[Dataset items]
____________________
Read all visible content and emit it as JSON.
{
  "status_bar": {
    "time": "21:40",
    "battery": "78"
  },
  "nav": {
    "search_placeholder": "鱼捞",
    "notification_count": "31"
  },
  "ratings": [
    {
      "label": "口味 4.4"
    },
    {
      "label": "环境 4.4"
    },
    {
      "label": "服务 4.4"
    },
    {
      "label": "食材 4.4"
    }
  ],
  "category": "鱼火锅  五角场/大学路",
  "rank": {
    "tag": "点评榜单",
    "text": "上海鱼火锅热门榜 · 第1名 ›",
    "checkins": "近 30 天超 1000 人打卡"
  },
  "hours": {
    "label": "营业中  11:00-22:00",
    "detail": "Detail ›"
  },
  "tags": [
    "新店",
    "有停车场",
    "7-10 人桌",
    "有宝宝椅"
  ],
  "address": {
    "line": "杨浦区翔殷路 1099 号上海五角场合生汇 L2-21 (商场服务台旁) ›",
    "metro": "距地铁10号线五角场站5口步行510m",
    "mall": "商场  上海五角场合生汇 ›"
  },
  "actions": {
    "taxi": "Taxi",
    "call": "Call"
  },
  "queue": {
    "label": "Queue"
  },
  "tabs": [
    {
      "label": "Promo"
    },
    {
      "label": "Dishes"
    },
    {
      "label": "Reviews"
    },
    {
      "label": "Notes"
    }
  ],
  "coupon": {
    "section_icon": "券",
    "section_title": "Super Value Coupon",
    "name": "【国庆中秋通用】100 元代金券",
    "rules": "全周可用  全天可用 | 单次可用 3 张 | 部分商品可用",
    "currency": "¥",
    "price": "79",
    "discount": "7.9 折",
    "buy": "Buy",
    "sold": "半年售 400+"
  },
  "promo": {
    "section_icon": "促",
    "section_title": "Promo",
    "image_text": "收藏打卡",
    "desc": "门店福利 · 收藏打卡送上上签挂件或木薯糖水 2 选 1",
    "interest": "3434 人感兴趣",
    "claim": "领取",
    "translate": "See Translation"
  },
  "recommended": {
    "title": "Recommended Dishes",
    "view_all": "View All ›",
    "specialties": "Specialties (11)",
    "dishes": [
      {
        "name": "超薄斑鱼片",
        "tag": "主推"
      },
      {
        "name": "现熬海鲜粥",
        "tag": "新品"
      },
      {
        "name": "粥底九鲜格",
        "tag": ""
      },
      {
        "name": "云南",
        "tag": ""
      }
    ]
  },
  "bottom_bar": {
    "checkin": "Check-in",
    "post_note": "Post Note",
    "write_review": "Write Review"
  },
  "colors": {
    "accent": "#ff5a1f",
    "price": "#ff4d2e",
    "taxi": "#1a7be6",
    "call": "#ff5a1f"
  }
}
____________________
What to work on:
Go through the records above and retype each one exactly.

The answer:
Read all visible content and emit it as JSON.
{
  "status_bar": {
    "time": "21:40",
    "battery": "78"
  },
  "nav": {
    "search_placeholder": "鱼捞",
    "notification_count": "31"
  },
  "ratings": [
    {
      "label": "口味 4.4"
    },
    {
      "label": "环境 4.4"
    },
    {
      "label": "服务 4.4"
    },
    {
      "label": "食材 4.4"
    }
  ],
  "category": "鱼火锅  五角场/大学路",
  "rank": {
    "tag": "点评榜单",
    "text": "上海鱼火锅热门榜 · 第1名 ›",
    "checkins": "近 30 天超 1000 人打卡"
  },
  "hours": {
    "label": "营业中  11:00-22:00",
    "detail": "Detail ›"
  },
  "tags": [
    "新店",
    "有停车场",
    "7-10 人桌",
    "有宝宝椅"
  ],
  "address": {
    "line": "杨浦区翔殷路 1099 号上海五角场合生汇 L2-21 (商场服务台旁) ›",
    "metro": "距地铁10号线五角场站5口步行510m",
    "mall": "商场  上海五角场合生汇 ›"
  },
  "actions": {
    "taxi": "Taxi",
    "call": "Call"
  },
  "queue": {
    "label": "Queue"
  },
  "tabs": [
    {
      "label": "Promo"
    },
    {
      "label": "Dishes"
    },
    {
      "label": "Reviews"
    },
    {
      "label": "Notes"
    }
  ],
  "coupon": {
    "section_icon": "券",
    "section_title": "Super Value Coupon",
    "name": "【国庆中秋通用】100 元代金券",
    "rules": "全周可用  全天可用 | 单次可用 3 张 | 部分商品可用",
    "currency": "¥",
    "price": "79",
    "discount": "7.9 折",
    "buy": "Buy",
    "sold": "半年售 400+"
  },
  "promo": {
    "section_icon": "促",
    "section_title": "Promo",
    "image_text": "收藏打卡",
    "desc": "门店福利 · 收藏打卡送上上签挂件或木薯糖水 2 选 1",
    "interest": "3434 人感兴趣",
    "claim": "领取",
    "translate": "See Translation"
  },
  "recommended": {
    "title": "Recommended Dishes",
    "view_all": "View All ›",
    "specialties": "Specialties (11)",
    "dishes": [
      {
        "name": "超薄斑鱼片",
        "tag": "主推"
      },
      {
        "name": "现熬海鲜粥",
        "tag": "新品"
      },
      {
        "name": "粥底九鲜格",
        "tag": ""
      },
      {
        "name": "云南",
        "tag": ""
      }
    ]
  },
  "bottom_bar": {
    "checkin": "Check-in",
    "post_note": "Post Note",
    "write_review": "Write Review"
  },
  "colors": {
    "accent": "#ff5a1f",
    "price": "#ff4d2e",
    "taxi": "#1a7be6",
    "call": "#ff5a1f"
  }
}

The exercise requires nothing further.